▸ TASK REQUIREMENTS: From the listing below, pull out every line that contains the string "medium", matching case exactly.

▸ RECORDS PROVIDED:
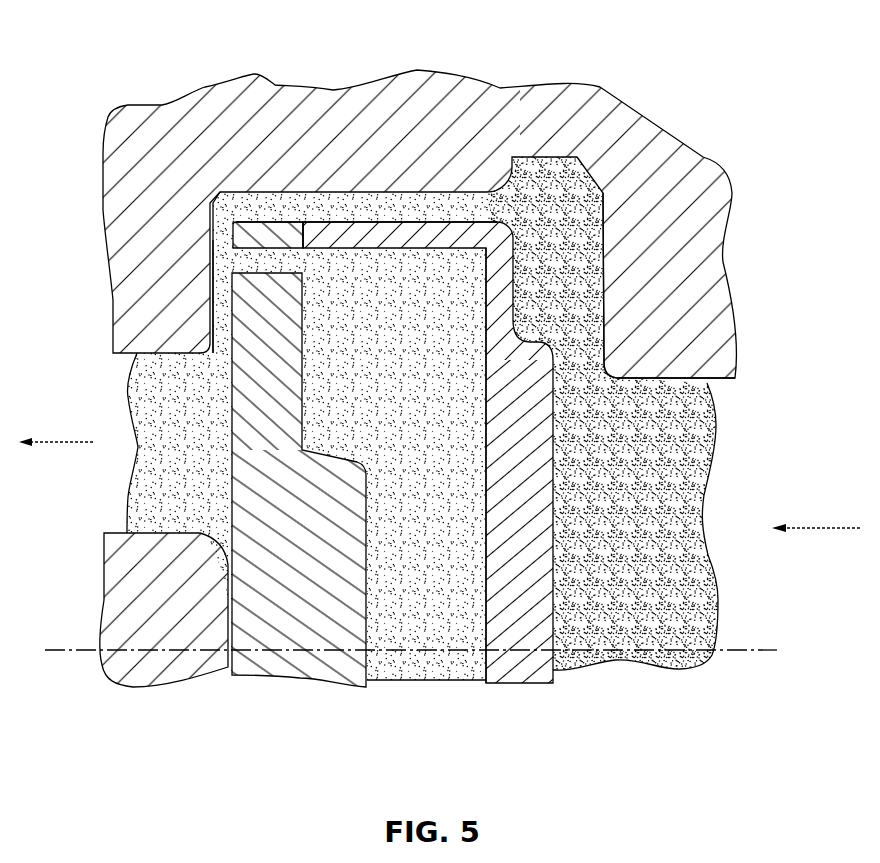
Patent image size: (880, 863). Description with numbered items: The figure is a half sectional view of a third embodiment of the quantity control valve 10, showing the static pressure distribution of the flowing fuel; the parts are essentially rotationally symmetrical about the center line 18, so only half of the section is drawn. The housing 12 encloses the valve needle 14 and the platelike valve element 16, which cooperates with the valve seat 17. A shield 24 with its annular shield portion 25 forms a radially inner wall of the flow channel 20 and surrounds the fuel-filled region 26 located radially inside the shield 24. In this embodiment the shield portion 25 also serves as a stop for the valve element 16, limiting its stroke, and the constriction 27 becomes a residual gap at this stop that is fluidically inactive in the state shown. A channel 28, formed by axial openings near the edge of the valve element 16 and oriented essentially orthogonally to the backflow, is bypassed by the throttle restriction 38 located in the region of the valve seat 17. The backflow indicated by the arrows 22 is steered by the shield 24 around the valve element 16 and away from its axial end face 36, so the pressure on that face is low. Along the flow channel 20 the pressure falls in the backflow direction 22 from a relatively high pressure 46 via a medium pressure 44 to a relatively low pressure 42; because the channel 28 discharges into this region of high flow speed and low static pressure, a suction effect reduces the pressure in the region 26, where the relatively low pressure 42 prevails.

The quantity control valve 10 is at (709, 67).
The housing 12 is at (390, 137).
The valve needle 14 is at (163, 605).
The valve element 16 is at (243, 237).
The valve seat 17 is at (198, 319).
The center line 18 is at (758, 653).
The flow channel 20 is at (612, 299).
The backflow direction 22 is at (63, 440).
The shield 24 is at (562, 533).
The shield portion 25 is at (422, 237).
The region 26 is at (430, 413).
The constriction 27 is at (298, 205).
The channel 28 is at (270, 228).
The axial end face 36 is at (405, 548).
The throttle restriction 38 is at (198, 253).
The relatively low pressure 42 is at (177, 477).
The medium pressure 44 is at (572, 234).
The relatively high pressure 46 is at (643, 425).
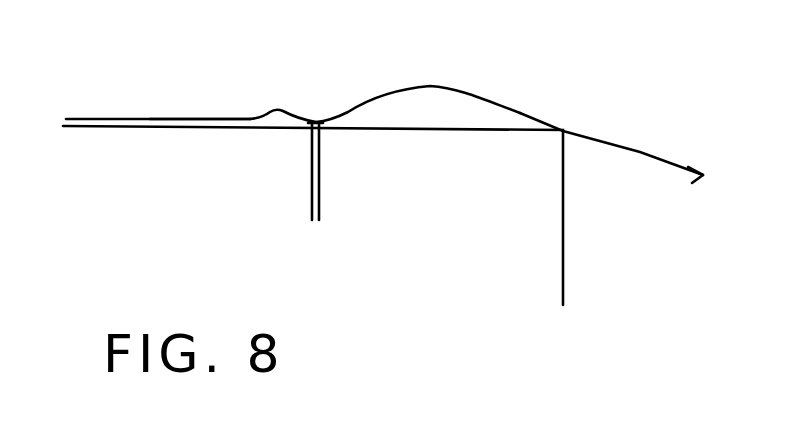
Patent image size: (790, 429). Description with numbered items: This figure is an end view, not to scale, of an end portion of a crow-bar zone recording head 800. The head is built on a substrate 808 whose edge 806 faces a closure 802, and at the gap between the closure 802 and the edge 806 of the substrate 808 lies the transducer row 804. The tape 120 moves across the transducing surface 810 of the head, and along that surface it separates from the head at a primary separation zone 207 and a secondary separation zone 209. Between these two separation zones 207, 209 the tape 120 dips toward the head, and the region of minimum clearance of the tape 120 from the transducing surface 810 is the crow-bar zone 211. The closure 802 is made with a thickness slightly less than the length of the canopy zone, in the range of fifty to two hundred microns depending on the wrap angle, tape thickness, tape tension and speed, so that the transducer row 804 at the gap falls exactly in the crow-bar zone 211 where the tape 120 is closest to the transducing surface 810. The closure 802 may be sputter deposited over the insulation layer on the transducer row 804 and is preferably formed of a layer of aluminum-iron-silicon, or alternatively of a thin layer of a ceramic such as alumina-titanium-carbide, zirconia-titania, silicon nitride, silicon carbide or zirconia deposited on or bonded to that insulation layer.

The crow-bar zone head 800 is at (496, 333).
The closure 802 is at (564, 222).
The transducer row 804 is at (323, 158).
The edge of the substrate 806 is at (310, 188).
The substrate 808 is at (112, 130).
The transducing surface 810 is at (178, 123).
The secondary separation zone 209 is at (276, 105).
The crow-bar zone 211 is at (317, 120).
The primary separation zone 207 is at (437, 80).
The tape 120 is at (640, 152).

▸ RESULT OF THIS EXERCISE:
Patent image size: (880, 863). Description with numbered items: The figure is a half sectional view of a third embodiment of the quantity control valve 10, showing the static pressure distribution of the flowing fuel; the parts are essentially rotationally symmetrical about the center line 18, so only half of the section is drawn. The housing 12 encloses the valve needle 14 and the platelike valve element 16, which cooperates with the valve seat 17. A shield 24 with its annular shield portion 25 forms a radially inner wall of the flow channel 20 and surrounds the fuel-filled region 26 located radially inside the shield 24. In this embodiment the shield portion 25 also serves as a stop for the valve element 16, limiting its stroke, and the constriction 27 becomes a residual gap at this stop that is fluidically inactive in the state shown. A channel 28, formed by axial openings near the edge of the valve element 16 and oriented essentially orthogonally to the backflow, is bypassed by the throttle restriction 38 located in the region of the valve seat 17. The backflow indicated by the arrows 22 is steered by the shield 24 around the valve element 16 and away from its axial end face 36, so the pressure on that face is low. Along the flow channel 20 the pressure falls in the backflow direction 22 from a relatively high pressure 46 via a medium pressure 44 to a relatively low pressure 42; because the channel 28 discharges into this region of high flow speed and low static pressure, a suction effect reduces the pressure in the region 26, where the relatively low pressure 42 prevails.
The medium pressure 44 is at (572, 234).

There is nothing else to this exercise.